begin STORED ROWS
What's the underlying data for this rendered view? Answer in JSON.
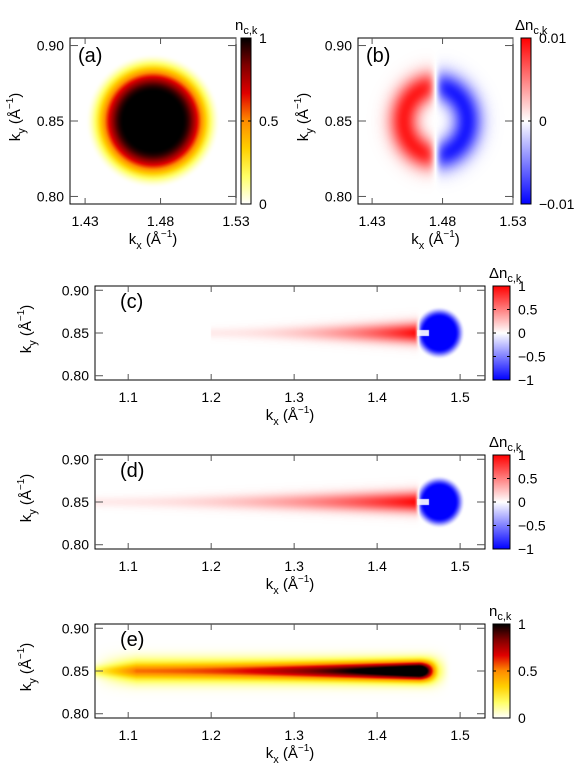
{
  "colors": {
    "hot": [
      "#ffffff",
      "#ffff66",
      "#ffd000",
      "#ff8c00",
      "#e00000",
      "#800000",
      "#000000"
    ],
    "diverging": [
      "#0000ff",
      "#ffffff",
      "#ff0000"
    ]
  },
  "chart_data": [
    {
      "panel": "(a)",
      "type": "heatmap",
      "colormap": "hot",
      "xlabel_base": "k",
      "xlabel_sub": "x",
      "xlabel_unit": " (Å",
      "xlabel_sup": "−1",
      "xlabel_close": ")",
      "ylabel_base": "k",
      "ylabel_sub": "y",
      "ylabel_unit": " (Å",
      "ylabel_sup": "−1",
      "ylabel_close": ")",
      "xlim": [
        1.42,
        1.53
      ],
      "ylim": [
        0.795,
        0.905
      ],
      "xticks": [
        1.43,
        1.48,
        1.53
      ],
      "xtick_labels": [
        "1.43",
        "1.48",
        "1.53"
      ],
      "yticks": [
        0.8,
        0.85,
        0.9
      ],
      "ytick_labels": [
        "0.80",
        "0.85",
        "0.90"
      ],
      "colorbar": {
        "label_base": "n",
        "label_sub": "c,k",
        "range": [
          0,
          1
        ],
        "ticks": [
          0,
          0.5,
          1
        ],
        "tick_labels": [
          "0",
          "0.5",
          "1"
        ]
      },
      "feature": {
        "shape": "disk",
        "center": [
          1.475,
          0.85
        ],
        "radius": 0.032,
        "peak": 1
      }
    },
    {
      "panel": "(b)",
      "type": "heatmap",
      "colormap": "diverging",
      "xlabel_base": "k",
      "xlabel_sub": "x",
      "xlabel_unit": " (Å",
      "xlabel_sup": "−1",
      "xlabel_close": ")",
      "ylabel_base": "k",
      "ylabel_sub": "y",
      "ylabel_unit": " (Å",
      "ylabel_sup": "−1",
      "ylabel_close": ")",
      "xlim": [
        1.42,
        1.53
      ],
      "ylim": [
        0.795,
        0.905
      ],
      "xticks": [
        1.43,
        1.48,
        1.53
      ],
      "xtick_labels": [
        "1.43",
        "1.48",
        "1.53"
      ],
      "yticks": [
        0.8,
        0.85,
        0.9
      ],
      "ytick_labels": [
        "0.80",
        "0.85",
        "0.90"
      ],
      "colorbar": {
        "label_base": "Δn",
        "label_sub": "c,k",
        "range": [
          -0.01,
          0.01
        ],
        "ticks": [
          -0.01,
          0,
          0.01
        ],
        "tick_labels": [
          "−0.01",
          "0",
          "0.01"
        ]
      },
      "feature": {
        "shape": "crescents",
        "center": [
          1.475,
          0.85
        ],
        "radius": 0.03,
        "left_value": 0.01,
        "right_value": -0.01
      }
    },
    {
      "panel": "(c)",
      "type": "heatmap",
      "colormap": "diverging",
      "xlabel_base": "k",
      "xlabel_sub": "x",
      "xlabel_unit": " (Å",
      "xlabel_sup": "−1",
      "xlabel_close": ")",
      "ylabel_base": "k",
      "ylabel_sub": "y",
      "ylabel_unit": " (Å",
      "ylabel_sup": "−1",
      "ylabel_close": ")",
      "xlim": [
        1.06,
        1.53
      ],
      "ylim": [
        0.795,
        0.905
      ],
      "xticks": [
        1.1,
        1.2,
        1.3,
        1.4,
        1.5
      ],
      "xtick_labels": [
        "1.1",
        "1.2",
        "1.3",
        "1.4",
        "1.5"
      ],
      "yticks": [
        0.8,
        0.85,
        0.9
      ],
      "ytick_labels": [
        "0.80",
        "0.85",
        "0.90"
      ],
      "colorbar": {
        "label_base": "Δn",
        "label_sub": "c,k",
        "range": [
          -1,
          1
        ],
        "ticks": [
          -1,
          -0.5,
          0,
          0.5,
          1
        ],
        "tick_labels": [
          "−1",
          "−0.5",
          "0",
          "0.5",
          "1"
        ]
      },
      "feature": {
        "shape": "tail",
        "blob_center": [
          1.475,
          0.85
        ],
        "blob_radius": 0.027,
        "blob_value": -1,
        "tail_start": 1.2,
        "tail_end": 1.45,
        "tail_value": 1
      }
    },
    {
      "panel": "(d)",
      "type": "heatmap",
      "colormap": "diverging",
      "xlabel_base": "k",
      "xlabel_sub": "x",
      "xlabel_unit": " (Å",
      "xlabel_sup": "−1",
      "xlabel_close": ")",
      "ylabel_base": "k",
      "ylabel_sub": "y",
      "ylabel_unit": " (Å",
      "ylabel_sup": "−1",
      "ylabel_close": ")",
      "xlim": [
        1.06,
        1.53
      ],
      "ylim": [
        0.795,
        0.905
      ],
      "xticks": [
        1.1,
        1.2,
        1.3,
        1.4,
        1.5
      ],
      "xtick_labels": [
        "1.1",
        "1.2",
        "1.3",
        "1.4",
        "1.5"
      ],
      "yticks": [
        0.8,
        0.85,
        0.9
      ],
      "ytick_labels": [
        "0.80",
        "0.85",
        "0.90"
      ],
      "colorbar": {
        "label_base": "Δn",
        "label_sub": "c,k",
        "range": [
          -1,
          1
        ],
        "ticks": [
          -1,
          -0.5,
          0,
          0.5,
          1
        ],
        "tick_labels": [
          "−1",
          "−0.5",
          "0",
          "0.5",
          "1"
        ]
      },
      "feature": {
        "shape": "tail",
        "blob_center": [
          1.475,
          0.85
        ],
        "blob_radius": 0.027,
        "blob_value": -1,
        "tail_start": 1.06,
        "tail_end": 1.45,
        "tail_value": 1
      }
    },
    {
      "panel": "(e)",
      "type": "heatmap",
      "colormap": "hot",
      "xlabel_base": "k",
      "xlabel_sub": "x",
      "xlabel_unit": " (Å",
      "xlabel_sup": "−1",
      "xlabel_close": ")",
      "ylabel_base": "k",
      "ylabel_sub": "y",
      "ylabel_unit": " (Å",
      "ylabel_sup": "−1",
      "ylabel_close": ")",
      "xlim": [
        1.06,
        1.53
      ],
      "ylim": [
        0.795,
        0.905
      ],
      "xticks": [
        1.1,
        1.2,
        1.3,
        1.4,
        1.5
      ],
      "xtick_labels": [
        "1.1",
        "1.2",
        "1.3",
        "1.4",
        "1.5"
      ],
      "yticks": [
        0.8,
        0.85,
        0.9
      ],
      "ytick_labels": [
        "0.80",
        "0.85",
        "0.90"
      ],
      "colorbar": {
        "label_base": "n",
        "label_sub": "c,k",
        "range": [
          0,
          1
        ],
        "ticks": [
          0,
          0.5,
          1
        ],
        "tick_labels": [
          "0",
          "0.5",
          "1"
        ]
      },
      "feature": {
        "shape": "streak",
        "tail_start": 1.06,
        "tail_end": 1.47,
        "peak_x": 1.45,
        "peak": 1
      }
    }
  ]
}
end STORED ROWS
GIVEN EXERCISE:
Find the lines that include the string "shape", then copy each of them.

WRITTEN REPLY:
        "shape": "disk",
        "shape": "crescents",
        "shape": "tail",
        "shape": "tail",
        "shape": "streak",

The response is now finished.